##### Records supplied

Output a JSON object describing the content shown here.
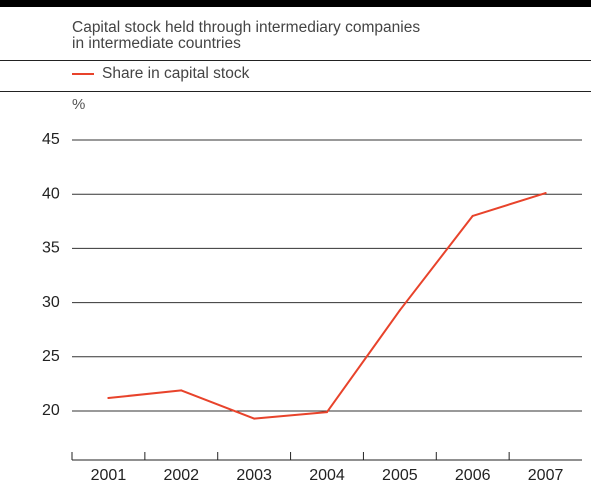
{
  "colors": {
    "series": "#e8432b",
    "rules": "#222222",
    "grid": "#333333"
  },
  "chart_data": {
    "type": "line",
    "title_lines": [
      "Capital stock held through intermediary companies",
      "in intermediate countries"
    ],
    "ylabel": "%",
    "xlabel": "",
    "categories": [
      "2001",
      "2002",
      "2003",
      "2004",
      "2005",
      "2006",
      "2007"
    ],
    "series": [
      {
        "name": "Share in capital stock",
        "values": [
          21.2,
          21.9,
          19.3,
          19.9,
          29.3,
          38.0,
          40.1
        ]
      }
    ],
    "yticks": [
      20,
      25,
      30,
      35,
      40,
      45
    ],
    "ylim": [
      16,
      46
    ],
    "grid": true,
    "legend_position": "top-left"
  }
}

##########
##### Records supplied

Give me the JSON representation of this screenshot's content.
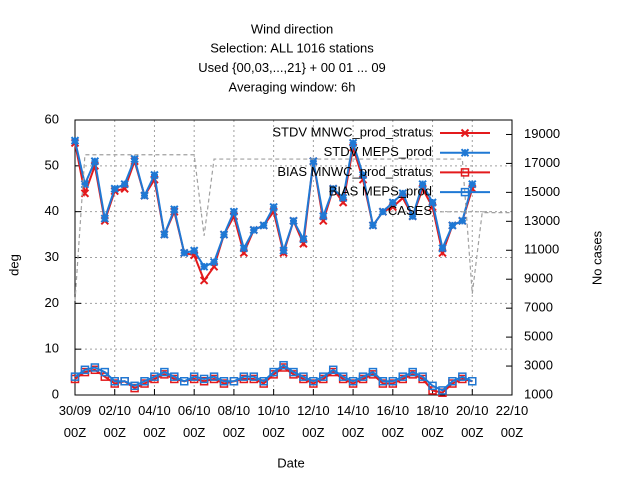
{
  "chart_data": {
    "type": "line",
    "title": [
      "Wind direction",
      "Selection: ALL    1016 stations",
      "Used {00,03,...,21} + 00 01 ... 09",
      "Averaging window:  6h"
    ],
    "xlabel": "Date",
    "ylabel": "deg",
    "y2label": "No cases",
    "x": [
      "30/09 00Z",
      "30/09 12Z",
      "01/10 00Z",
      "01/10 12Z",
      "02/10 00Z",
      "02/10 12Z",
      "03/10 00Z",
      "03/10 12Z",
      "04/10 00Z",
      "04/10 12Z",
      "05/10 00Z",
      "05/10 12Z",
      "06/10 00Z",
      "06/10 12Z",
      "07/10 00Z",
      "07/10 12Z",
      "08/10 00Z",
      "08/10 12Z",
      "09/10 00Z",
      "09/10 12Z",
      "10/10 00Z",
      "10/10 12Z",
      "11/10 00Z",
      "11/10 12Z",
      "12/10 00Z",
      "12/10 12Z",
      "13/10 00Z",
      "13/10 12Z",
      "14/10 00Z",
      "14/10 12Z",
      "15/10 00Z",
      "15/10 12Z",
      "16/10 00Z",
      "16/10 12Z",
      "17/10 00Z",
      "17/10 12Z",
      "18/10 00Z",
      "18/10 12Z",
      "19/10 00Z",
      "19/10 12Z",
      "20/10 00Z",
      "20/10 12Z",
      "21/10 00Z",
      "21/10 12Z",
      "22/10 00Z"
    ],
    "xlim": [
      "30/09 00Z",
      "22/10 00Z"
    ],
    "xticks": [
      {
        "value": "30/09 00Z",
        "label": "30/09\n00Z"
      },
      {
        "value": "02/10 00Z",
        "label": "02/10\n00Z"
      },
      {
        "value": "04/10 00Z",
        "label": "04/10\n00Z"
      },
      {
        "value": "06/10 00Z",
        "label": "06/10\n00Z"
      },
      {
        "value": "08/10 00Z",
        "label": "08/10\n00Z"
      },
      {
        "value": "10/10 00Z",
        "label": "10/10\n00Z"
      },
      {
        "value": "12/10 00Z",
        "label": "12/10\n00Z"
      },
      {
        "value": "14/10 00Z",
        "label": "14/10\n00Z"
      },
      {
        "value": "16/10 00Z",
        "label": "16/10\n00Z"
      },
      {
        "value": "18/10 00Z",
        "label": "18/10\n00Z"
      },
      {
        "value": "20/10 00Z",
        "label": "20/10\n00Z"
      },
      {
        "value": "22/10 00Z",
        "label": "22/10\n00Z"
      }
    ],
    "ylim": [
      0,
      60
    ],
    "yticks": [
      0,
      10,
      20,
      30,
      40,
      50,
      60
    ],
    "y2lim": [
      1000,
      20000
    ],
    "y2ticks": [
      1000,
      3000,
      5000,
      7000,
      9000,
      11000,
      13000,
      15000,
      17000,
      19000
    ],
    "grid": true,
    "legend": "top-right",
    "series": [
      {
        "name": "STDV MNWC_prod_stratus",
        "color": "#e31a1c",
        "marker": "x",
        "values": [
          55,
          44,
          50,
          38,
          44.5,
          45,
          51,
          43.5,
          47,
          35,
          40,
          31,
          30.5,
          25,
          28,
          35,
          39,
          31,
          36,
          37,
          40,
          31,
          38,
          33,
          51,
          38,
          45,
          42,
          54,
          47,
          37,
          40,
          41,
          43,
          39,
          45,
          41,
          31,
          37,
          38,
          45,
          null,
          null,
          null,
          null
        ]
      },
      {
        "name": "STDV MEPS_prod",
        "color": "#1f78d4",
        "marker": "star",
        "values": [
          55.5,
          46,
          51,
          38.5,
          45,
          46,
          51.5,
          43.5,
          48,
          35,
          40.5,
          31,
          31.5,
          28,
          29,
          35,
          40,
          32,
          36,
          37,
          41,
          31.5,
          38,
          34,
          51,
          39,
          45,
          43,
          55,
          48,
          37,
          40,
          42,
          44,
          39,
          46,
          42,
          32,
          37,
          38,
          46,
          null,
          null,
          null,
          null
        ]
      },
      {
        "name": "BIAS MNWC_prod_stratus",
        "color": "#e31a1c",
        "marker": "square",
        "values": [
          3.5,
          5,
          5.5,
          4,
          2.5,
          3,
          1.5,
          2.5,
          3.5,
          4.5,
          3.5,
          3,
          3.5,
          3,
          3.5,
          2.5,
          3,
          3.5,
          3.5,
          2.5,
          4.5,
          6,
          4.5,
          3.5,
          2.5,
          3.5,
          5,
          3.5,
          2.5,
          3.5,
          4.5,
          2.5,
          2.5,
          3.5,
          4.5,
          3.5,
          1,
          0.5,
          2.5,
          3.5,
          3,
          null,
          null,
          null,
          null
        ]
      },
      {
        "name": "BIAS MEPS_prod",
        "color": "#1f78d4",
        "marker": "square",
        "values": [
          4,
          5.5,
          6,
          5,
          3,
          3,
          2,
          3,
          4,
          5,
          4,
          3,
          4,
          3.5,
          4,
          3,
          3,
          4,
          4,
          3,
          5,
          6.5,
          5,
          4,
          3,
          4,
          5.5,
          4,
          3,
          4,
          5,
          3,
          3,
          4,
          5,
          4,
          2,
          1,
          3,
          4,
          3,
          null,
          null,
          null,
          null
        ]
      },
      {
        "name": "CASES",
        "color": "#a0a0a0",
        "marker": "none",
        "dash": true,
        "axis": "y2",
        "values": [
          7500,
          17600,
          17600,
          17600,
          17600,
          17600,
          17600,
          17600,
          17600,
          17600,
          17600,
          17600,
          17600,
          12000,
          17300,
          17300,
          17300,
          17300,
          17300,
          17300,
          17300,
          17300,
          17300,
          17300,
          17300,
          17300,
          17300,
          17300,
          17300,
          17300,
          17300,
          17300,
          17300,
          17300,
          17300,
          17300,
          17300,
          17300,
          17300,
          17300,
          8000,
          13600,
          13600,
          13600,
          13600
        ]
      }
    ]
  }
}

##########

=== Your task ===
Gather each line that holds "content".

=== Written reply ===
Output a JSON object describing the content shown here.
Give me the JSON representation of this screenshot's content.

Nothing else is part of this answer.